PROBLEM DESCRIPTION »
Where does the string "clustered" appear? Copy every line of the entries below that holds it.

DATA SUPPLIED »
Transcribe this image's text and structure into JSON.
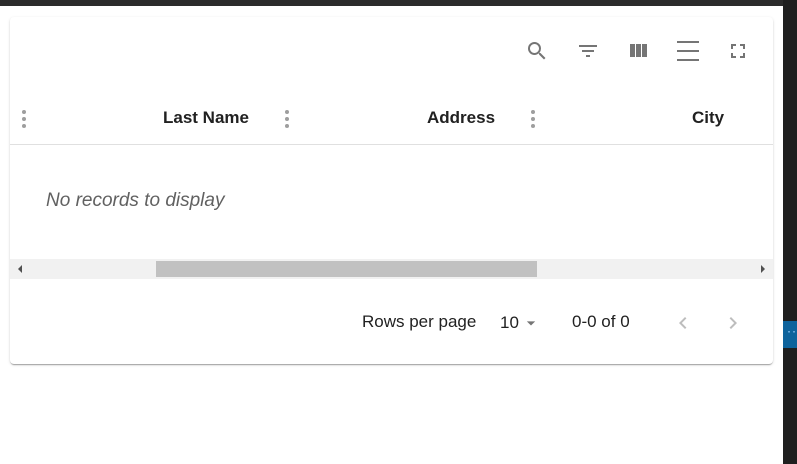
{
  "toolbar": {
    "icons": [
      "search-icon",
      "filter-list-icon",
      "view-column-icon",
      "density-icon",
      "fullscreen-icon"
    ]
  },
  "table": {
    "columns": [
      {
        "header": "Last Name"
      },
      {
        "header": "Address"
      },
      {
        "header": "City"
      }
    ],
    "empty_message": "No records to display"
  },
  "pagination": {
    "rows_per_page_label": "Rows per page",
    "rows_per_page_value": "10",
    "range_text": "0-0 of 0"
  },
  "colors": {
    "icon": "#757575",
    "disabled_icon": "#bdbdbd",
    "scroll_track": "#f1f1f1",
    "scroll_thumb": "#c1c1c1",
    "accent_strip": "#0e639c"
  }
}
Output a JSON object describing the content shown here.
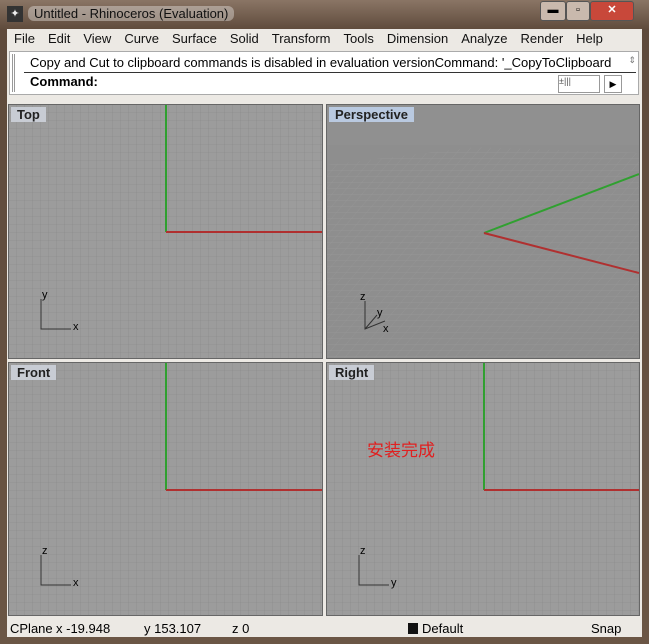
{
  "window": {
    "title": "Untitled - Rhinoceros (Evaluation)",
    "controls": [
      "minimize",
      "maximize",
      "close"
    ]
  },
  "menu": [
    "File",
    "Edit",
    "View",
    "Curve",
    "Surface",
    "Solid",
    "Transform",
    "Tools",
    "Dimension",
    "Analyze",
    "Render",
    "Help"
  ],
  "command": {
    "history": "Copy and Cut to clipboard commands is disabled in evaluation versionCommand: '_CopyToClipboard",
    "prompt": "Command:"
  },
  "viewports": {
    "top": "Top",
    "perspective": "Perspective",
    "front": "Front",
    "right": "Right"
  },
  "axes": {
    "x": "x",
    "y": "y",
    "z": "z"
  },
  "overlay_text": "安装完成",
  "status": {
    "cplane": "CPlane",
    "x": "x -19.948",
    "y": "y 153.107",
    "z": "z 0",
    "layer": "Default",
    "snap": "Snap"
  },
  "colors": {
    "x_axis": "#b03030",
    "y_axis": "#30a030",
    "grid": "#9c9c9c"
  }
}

==

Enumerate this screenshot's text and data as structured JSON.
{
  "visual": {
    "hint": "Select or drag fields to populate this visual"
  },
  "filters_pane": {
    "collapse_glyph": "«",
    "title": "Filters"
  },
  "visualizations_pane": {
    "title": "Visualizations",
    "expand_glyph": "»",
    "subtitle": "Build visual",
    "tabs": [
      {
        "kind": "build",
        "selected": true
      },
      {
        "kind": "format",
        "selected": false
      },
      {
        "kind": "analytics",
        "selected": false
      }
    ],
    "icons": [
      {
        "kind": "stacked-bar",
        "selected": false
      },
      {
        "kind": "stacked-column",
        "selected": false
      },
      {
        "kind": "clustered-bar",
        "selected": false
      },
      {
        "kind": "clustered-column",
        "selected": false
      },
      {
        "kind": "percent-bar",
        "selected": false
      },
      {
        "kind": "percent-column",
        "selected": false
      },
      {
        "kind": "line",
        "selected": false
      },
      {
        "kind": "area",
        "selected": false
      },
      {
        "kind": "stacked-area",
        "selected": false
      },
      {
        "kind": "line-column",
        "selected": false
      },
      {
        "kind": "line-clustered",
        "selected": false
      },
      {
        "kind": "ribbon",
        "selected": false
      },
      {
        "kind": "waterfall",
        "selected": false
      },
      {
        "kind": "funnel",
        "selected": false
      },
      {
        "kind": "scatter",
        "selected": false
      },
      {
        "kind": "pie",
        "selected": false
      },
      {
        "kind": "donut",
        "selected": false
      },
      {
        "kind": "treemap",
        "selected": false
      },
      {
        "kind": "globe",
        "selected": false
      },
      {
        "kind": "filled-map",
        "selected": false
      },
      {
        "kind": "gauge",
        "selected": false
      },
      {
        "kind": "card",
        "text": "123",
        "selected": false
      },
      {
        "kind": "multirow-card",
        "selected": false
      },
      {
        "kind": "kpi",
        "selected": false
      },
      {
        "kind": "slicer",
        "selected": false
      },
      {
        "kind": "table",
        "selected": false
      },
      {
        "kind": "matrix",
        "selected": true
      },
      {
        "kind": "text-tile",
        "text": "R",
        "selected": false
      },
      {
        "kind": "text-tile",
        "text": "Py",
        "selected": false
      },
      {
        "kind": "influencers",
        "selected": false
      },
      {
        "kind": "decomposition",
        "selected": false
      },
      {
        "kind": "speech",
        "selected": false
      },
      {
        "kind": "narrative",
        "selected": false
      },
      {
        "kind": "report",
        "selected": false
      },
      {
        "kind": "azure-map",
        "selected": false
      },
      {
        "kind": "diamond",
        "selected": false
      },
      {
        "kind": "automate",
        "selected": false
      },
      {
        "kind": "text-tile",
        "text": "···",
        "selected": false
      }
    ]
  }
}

* * *

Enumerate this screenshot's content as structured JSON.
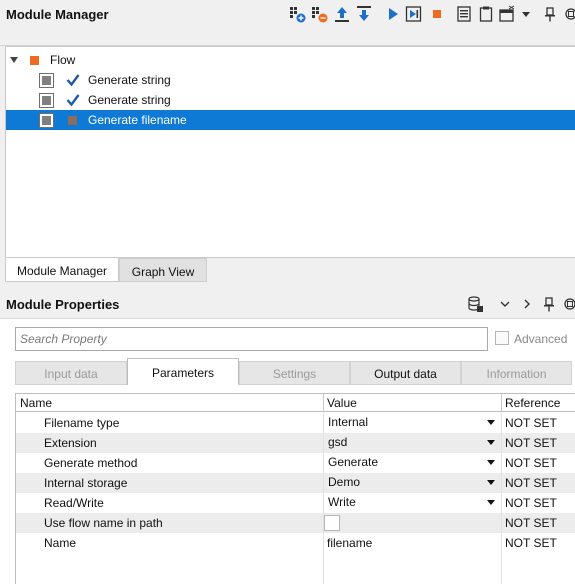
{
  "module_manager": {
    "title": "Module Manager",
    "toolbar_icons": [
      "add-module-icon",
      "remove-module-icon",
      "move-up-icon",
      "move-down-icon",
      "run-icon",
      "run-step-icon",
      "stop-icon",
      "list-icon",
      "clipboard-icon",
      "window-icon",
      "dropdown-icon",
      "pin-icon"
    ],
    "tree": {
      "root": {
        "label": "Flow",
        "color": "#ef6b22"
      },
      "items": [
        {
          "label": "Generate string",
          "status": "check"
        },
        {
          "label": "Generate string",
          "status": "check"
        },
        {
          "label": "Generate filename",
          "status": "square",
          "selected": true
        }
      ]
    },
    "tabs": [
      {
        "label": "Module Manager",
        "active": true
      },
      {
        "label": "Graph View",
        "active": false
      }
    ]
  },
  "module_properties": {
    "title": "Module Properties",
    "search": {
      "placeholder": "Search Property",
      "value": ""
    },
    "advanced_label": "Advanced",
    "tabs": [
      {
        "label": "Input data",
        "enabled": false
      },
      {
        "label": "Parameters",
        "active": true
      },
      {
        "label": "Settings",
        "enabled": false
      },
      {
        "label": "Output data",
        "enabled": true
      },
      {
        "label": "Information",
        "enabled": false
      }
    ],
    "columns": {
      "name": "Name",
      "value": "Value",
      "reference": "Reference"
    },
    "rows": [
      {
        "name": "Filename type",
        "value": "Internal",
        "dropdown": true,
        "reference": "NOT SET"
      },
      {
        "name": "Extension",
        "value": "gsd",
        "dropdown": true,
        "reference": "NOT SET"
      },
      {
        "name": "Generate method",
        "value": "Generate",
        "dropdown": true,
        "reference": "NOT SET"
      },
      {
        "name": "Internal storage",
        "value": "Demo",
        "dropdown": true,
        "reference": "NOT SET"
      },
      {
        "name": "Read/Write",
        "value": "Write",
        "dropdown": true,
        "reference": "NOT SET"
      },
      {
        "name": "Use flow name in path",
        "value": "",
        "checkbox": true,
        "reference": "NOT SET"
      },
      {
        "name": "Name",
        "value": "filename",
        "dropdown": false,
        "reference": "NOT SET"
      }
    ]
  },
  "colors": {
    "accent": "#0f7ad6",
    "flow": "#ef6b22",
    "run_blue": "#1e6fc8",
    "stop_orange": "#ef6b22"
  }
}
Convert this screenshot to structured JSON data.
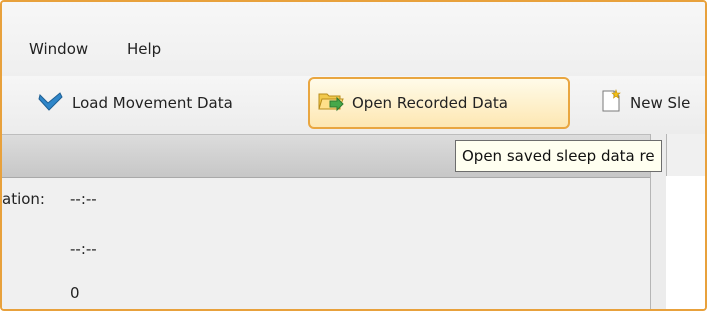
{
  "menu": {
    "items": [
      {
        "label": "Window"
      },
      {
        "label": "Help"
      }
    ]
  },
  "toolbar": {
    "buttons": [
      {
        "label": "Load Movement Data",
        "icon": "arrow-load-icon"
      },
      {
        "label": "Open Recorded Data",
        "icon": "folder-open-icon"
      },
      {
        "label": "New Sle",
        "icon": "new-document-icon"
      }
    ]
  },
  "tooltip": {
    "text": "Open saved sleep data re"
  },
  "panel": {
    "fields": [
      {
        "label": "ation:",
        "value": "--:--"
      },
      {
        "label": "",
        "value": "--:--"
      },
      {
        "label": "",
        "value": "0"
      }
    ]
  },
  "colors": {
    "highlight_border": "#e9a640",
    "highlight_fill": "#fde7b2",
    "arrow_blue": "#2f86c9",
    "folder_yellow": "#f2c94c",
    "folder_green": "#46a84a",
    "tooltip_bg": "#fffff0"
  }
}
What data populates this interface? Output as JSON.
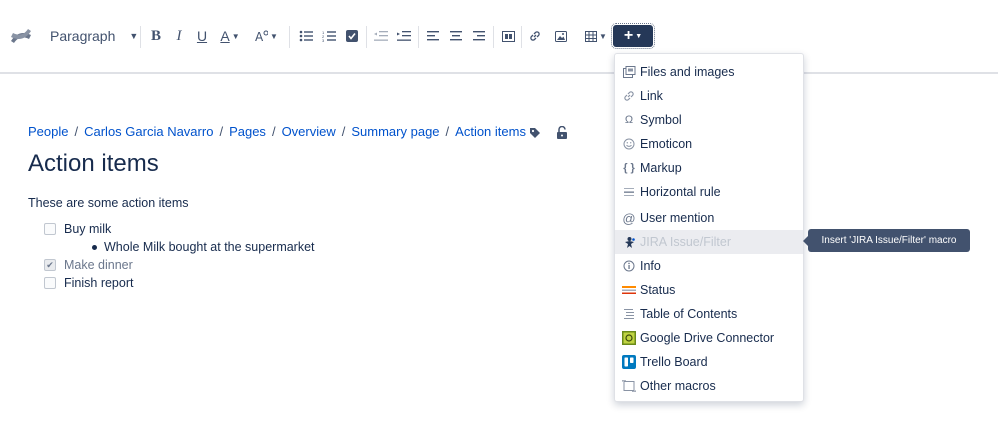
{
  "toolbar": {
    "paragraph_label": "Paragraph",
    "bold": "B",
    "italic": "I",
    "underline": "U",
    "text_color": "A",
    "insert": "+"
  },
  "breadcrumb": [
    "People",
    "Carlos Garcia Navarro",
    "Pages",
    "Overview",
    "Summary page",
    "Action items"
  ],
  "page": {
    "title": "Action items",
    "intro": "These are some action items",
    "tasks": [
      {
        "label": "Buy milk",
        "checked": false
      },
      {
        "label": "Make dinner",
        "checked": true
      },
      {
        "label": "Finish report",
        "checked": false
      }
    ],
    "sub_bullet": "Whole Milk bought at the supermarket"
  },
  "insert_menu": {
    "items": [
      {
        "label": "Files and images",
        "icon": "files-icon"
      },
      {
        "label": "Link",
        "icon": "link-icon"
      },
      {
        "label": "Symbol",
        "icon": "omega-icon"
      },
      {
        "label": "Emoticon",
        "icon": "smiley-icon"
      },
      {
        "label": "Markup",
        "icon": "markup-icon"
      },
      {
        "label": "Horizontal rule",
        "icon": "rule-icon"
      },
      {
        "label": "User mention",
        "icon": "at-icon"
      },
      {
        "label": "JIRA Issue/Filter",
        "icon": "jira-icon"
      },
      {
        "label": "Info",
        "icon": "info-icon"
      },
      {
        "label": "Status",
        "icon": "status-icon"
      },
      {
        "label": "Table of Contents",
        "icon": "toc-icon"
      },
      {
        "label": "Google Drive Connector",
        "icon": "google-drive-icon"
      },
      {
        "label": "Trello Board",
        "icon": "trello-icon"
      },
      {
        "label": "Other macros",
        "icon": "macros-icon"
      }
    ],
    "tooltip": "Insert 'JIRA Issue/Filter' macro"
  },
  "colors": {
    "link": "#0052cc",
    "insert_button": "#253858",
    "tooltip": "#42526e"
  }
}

SOLUTION TO THE PROBLEM »
        "kind": "clustered-bar",
        "kind": "clustered-column",
        "kind": "line-clustered",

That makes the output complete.